_Entries_

☆ ☆ ☆ ☆

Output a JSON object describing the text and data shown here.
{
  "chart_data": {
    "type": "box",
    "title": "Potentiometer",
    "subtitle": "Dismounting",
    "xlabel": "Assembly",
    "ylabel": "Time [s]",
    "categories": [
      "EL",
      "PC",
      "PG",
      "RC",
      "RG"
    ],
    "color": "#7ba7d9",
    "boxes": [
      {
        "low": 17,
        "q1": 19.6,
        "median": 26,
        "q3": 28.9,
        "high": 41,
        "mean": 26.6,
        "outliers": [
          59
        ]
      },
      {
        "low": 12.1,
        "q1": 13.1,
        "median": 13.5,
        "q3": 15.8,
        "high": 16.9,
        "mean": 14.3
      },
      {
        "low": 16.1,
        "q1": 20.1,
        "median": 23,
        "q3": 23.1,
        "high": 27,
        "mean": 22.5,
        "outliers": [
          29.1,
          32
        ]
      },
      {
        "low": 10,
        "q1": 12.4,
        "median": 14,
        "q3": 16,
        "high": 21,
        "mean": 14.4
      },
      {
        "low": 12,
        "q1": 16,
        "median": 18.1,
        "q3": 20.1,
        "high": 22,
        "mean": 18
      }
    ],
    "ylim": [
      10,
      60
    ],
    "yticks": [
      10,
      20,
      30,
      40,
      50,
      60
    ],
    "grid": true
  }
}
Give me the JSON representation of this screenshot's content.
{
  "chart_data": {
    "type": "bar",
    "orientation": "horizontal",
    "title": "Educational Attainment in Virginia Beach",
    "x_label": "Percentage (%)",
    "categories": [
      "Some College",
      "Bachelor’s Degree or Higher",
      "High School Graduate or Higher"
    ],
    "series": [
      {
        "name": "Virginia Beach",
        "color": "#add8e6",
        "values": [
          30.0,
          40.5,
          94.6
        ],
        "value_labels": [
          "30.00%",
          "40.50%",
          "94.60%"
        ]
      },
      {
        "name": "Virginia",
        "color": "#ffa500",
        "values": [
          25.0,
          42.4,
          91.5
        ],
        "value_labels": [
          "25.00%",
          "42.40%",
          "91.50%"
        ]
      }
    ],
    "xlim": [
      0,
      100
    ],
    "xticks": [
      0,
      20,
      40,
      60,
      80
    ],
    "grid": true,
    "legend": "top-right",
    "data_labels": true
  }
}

☆ ☆ ☆ ☆

Return the material in full, exactly as shown.

_Response below_
Output a JSON object describing the text and data shown here.
{
  "chart_data": {
    "type": "box",
    "title": "Potentiometer",
    "subtitle": "Dismounting",
    "xlabel": "Assembly",
    "ylabel": "Time [s]",
    "categories": [
      "EL",
      "PC",
      "PG",
      "RC",
      "RG"
    ],
    "color": "#7ba7d9",
    "boxes": [
      {
        "low": 17,
        "q1": 19.6,
        "median": 26,
        "q3": 28.9,
        "high": 41,
        "mean": 26.6,
        "outliers": [
          59
        ]
      },
      {
        "low": 12.1,
        "q1": 13.1,
        "median": 13.5,
        "q3": 15.8,
        "high": 16.9,
        "mean": 14.3
      },
      {
        "low": 16.1,
        "q1": 20.1,
        "median": 23,
        "q3": 23.1,
        "high": 27,
        "mean": 22.5,
        "outliers": [
          29.1,
          32
        ]
      },
      {
        "low": 10,
        "q1": 12.4,
        "median": 14,
        "q3": 16,
        "high": 21,
        "mean": 14.4
      },
      {
        "low": 12,
        "q1": 16,
        "median": 18.1,
        "q3": 20.1,
        "high": 22,
        "mean": 18
      }
    ],
    "ylim": [
      10,
      60
    ],
    "yticks": [
      10,
      20,
      30,
      40,
      50,
      60
    ],
    "grid": true
  }
}
Give me the JSON representation of this screenshot's content.
{
  "chart_data": {
    "type": "bar",
    "orientation": "horizontal",
    "title": "Educational Attainment in Virginia Beach",
    "x_label": "Percentage (%)",
    "categories": [
      "Some College",
      "Bachelor’s Degree or Higher",
      "High School Graduate or Higher"
    ],
    "series": [
      {
        "name": "Virginia Beach",
        "color": "#add8e6",
        "values": [
          30.0,
          40.5,
          94.6
        ],
        "value_labels": [
          "30.00%",
          "40.50%",
          "94.60%"
        ]
      },
      {
        "name": "Virginia",
        "color": "#ffa500",
        "values": [
          25.0,
          42.4,
          91.5
        ],
        "value_labels": [
          "25.00%",
          "42.40%",
          "91.50%"
        ]
      }
    ],
    "xlim": [
      0,
      100
    ],
    "xticks": [
      0,
      20,
      40,
      60,
      80
    ],
    "grid": true,
    "legend": "top-right",
    "data_labels": true
  }
}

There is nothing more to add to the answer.